→ **Task description**: Copy the records below exactly, leaving out every picture.

→ **Material**:
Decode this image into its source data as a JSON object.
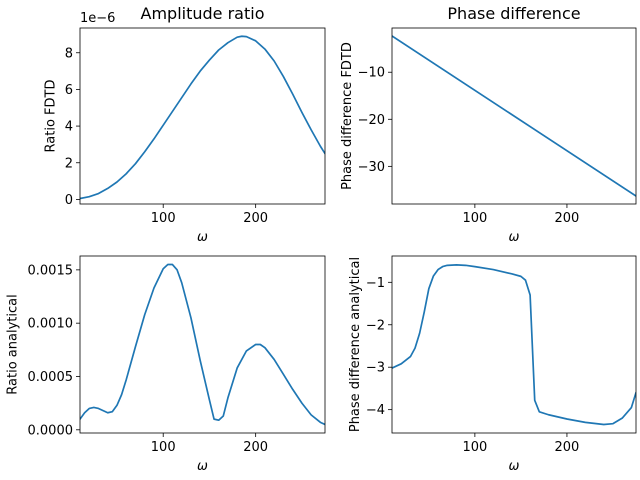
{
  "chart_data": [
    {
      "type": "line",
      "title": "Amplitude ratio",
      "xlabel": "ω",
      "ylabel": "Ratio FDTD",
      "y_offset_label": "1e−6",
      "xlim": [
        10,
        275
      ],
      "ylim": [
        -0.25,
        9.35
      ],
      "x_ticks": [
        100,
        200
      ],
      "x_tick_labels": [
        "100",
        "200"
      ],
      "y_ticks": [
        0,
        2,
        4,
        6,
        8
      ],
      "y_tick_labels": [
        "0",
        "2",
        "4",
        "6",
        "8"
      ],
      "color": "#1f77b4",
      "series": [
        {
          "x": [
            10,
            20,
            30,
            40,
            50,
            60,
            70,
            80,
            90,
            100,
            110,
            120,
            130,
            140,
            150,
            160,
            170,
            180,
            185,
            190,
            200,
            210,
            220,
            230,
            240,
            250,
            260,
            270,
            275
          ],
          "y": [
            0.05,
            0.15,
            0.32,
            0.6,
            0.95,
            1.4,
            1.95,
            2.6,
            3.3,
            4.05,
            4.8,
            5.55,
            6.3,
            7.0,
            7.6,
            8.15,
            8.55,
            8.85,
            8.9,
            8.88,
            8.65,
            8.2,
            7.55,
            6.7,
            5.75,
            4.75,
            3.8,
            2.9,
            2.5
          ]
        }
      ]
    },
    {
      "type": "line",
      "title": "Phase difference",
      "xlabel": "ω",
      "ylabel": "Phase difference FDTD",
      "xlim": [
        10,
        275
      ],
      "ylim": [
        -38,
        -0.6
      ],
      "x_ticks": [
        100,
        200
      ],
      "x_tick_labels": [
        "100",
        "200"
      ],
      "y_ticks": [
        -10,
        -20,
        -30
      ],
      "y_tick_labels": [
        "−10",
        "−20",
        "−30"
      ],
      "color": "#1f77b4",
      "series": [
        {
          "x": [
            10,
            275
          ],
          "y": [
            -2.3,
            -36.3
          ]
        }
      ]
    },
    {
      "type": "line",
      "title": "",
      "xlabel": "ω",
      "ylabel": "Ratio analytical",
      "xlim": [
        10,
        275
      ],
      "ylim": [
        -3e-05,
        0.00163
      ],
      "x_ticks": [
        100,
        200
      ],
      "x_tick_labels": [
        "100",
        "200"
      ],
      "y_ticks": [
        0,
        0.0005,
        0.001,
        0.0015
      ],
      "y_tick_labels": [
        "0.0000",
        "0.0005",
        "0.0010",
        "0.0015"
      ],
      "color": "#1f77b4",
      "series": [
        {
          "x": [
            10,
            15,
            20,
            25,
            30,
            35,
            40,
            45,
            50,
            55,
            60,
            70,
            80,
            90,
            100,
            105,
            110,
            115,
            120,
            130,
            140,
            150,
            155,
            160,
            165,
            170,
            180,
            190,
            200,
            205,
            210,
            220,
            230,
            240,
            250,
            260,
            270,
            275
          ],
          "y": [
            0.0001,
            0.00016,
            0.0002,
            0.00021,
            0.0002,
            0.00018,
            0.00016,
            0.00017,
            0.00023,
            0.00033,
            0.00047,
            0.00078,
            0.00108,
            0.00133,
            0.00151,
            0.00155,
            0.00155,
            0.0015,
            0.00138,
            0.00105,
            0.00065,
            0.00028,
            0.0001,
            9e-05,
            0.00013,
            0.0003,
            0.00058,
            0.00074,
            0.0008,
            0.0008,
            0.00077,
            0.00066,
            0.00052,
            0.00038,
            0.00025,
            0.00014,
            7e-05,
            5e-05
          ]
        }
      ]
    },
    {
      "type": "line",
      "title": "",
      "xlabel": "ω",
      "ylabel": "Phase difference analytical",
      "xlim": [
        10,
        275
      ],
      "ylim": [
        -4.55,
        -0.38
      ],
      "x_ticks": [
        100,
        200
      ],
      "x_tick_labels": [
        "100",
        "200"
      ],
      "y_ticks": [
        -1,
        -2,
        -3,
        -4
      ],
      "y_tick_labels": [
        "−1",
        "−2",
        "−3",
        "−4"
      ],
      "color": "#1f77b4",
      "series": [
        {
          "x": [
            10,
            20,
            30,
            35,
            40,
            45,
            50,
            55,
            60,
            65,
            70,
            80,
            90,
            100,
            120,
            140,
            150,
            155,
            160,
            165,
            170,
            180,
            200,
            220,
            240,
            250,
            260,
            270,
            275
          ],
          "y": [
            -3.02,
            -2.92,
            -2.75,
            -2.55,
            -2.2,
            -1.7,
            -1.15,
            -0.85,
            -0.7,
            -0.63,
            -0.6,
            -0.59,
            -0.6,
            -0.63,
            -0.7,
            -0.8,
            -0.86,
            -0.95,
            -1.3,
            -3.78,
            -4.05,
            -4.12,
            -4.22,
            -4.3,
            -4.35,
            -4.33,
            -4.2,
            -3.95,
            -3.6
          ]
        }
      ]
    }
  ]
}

→ **The completed task**:
Decode this image into its source data as a JSON object.
{
  "chart_data": [
    {
      "type": "line",
      "title": "Amplitude ratio",
      "xlabel": "ω",
      "ylabel": "Ratio FDTD",
      "y_offset_label": "1e−6",
      "xlim": [
        10,
        275
      ],
      "ylim": [
        -0.25,
        9.35
      ],
      "x_ticks": [
        100,
        200
      ],
      "x_tick_labels": [
        "100",
        "200"
      ],
      "y_ticks": [
        0,
        2,
        4,
        6,
        8
      ],
      "y_tick_labels": [
        "0",
        "2",
        "4",
        "6",
        "8"
      ],
      "color": "#1f77b4",
      "series": [
        {
          "x": [
            10,
            20,
            30,
            40,
            50,
            60,
            70,
            80,
            90,
            100,
            110,
            120,
            130,
            140,
            150,
            160,
            170,
            180,
            185,
            190,
            200,
            210,
            220,
            230,
            240,
            250,
            260,
            270,
            275
          ],
          "y": [
            0.05,
            0.15,
            0.32,
            0.6,
            0.95,
            1.4,
            1.95,
            2.6,
            3.3,
            4.05,
            4.8,
            5.55,
            6.3,
            7.0,
            7.6,
            8.15,
            8.55,
            8.85,
            8.9,
            8.88,
            8.65,
            8.2,
            7.55,
            6.7,
            5.75,
            4.75,
            3.8,
            2.9,
            2.5
          ]
        }
      ]
    },
    {
      "type": "line",
      "title": "Phase difference",
      "xlabel": "ω",
      "ylabel": "Phase difference FDTD",
      "xlim": [
        10,
        275
      ],
      "ylim": [
        -38,
        -0.6
      ],
      "x_ticks": [
        100,
        200
      ],
      "x_tick_labels": [
        "100",
        "200"
      ],
      "y_ticks": [
        -10,
        -20,
        -30
      ],
      "y_tick_labels": [
        "−10",
        "−20",
        "−30"
      ],
      "color": "#1f77b4",
      "series": [
        {
          "x": [
            10,
            275
          ],
          "y": [
            -2.3,
            -36.3
          ]
        }
      ]
    },
    {
      "type": "line",
      "title": "",
      "xlabel": "ω",
      "ylabel": "Ratio analytical",
      "xlim": [
        10,
        275
      ],
      "ylim": [
        -3e-05,
        0.00163
      ],
      "x_ticks": [
        100,
        200
      ],
      "x_tick_labels": [
        "100",
        "200"
      ],
      "y_ticks": [
        0,
        0.0005,
        0.001,
        0.0015
      ],
      "y_tick_labels": [
        "0.0000",
        "0.0005",
        "0.0010",
        "0.0015"
      ],
      "color": "#1f77b4",
      "series": [
        {
          "x": [
            10,
            15,
            20,
            25,
            30,
            35,
            40,
            45,
            50,
            55,
            60,
            70,
            80,
            90,
            100,
            105,
            110,
            115,
            120,
            130,
            140,
            150,
            155,
            160,
            165,
            170,
            180,
            190,
            200,
            205,
            210,
            220,
            230,
            240,
            250,
            260,
            270,
            275
          ],
          "y": [
            0.0001,
            0.00016,
            0.0002,
            0.00021,
            0.0002,
            0.00018,
            0.00016,
            0.00017,
            0.00023,
            0.00033,
            0.00047,
            0.00078,
            0.00108,
            0.00133,
            0.00151,
            0.00155,
            0.00155,
            0.0015,
            0.00138,
            0.00105,
            0.00065,
            0.00028,
            0.0001,
            9e-05,
            0.00013,
            0.0003,
            0.00058,
            0.00074,
            0.0008,
            0.0008,
            0.00077,
            0.00066,
            0.00052,
            0.00038,
            0.00025,
            0.00014,
            7e-05,
            5e-05
          ]
        }
      ]
    },
    {
      "type": "line",
      "title": "",
      "xlabel": "ω",
      "ylabel": "Phase difference analytical",
      "xlim": [
        10,
        275
      ],
      "ylim": [
        -4.55,
        -0.38
      ],
      "x_ticks": [
        100,
        200
      ],
      "x_tick_labels": [
        "100",
        "200"
      ],
      "y_ticks": [
        -1,
        -2,
        -3,
        -4
      ],
      "y_tick_labels": [
        "−1",
        "−2",
        "−3",
        "−4"
      ],
      "color": "#1f77b4",
      "series": [
        {
          "x": [
            10,
            20,
            30,
            35,
            40,
            45,
            50,
            55,
            60,
            65,
            70,
            80,
            90,
            100,
            120,
            140,
            150,
            155,
            160,
            165,
            170,
            180,
            200,
            220,
            240,
            250,
            260,
            270,
            275
          ],
          "y": [
            -3.02,
            -2.92,
            -2.75,
            -2.55,
            -2.2,
            -1.7,
            -1.15,
            -0.85,
            -0.7,
            -0.63,
            -0.6,
            -0.59,
            -0.6,
            -0.63,
            -0.7,
            -0.8,
            -0.86,
            -0.95,
            -1.3,
            -3.78,
            -4.05,
            -4.12,
            -4.22,
            -4.3,
            -4.35,
            -4.33,
            -4.2,
            -3.95,
            -3.6
          ]
        }
      ]
    }
  ]
}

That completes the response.